Your reply should be a single number: how many lines contain the string "values".

-- START Dataset records --

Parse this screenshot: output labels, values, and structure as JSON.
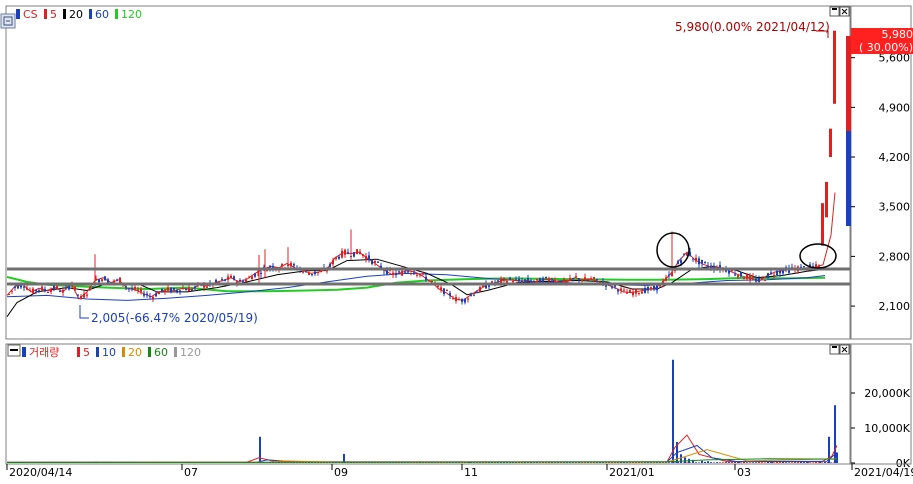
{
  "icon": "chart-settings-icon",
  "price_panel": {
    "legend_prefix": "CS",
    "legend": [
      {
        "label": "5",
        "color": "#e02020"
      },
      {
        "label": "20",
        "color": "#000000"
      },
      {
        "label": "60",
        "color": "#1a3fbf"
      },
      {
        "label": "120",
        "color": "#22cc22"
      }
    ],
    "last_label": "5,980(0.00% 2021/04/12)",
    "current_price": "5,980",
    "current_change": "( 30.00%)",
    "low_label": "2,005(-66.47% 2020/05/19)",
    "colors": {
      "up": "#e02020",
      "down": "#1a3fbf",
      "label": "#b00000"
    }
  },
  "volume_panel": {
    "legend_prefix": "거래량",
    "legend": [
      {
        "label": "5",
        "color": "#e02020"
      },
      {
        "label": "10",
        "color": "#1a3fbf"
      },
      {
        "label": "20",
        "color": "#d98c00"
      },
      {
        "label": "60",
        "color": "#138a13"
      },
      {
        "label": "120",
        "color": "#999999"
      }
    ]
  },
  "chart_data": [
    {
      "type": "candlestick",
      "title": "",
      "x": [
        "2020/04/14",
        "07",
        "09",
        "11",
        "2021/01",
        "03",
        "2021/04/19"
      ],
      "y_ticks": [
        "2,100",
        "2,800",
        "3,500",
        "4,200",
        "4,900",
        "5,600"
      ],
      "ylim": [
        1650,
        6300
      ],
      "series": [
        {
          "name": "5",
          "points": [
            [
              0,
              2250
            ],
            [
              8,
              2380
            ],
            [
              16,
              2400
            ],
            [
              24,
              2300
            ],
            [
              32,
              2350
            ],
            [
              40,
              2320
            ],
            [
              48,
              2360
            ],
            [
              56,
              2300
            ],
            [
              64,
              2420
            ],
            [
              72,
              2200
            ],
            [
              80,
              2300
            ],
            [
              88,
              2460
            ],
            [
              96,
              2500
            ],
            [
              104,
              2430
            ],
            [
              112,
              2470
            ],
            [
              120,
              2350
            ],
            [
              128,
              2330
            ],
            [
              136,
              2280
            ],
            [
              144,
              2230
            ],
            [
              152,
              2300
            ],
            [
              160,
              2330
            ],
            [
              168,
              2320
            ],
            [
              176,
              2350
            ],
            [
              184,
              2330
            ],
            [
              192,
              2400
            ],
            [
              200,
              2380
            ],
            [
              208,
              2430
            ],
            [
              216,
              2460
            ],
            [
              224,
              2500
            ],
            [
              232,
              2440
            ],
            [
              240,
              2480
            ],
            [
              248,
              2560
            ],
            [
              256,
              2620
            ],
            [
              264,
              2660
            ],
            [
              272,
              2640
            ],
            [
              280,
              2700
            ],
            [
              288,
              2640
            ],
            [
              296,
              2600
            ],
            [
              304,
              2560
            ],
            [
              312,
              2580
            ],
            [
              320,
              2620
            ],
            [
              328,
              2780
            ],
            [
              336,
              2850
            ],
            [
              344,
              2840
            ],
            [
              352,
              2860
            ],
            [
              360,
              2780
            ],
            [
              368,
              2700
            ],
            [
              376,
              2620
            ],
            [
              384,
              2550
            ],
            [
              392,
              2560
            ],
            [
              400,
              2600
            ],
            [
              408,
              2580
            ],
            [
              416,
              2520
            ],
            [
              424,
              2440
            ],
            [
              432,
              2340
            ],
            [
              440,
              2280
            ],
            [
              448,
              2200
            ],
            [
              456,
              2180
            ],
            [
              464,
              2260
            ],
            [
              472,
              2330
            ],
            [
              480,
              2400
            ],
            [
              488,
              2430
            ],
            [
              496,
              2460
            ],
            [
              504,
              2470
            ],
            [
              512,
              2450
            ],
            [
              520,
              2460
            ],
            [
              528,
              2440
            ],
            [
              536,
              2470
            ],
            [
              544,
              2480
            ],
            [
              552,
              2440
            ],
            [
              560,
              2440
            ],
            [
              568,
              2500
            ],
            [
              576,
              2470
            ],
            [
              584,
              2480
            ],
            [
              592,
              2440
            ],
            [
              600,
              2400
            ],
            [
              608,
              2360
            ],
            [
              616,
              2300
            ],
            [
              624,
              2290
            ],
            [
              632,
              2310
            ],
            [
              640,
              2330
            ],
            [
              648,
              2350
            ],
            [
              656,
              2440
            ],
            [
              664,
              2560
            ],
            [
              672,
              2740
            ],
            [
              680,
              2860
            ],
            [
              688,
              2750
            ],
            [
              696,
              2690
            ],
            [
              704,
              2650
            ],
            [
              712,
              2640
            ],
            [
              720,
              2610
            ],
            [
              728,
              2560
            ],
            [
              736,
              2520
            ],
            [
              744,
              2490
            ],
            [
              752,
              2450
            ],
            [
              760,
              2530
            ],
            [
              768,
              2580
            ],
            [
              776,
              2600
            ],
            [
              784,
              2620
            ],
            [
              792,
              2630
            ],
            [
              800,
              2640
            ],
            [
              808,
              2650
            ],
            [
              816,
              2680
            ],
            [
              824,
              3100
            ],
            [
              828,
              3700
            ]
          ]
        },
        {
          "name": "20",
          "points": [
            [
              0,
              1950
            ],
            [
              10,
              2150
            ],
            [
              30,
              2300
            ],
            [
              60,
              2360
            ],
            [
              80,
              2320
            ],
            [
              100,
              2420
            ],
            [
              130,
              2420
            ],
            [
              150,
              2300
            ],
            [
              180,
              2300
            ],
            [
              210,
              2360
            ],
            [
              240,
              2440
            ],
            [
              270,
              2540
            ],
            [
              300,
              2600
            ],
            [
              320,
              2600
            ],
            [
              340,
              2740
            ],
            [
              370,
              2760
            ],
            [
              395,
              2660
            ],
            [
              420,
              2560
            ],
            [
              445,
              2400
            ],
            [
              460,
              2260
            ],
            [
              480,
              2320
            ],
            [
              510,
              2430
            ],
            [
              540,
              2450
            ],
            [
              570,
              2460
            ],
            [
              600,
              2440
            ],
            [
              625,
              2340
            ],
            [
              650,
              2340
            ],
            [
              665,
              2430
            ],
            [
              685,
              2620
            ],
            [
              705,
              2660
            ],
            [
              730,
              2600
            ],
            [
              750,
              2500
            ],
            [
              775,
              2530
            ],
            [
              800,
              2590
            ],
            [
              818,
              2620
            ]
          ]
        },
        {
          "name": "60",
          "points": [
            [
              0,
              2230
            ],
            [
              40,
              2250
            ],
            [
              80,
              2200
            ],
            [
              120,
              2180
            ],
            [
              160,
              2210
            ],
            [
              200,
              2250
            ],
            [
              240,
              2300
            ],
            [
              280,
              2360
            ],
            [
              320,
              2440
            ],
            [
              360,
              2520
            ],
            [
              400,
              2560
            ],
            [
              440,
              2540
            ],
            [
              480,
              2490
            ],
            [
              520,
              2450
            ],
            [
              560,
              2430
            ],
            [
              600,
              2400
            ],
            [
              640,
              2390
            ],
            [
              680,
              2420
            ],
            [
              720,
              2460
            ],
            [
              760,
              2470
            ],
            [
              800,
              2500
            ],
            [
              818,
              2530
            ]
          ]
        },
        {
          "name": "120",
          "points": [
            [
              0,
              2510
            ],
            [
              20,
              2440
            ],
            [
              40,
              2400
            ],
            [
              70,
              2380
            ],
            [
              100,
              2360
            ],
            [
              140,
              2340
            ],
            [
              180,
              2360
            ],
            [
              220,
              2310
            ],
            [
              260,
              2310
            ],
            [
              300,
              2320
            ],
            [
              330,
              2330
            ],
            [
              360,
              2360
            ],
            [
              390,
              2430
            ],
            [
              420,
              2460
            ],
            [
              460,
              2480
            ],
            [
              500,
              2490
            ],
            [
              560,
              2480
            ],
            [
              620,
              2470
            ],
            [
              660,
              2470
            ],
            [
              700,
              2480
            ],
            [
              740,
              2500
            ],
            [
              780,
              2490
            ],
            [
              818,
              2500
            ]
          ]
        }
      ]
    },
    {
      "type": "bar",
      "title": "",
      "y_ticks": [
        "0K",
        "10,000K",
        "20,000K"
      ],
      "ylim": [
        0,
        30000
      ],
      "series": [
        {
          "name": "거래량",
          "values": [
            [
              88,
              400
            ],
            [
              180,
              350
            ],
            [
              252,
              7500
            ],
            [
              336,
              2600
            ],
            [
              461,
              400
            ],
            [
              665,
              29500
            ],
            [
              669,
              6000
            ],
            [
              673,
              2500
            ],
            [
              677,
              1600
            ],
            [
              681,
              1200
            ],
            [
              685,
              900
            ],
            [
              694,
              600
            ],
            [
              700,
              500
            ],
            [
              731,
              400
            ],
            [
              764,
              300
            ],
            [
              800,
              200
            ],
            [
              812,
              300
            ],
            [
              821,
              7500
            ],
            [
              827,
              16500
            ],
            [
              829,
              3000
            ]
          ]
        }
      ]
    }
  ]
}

-- END Dataset records --

> [Complete output]
2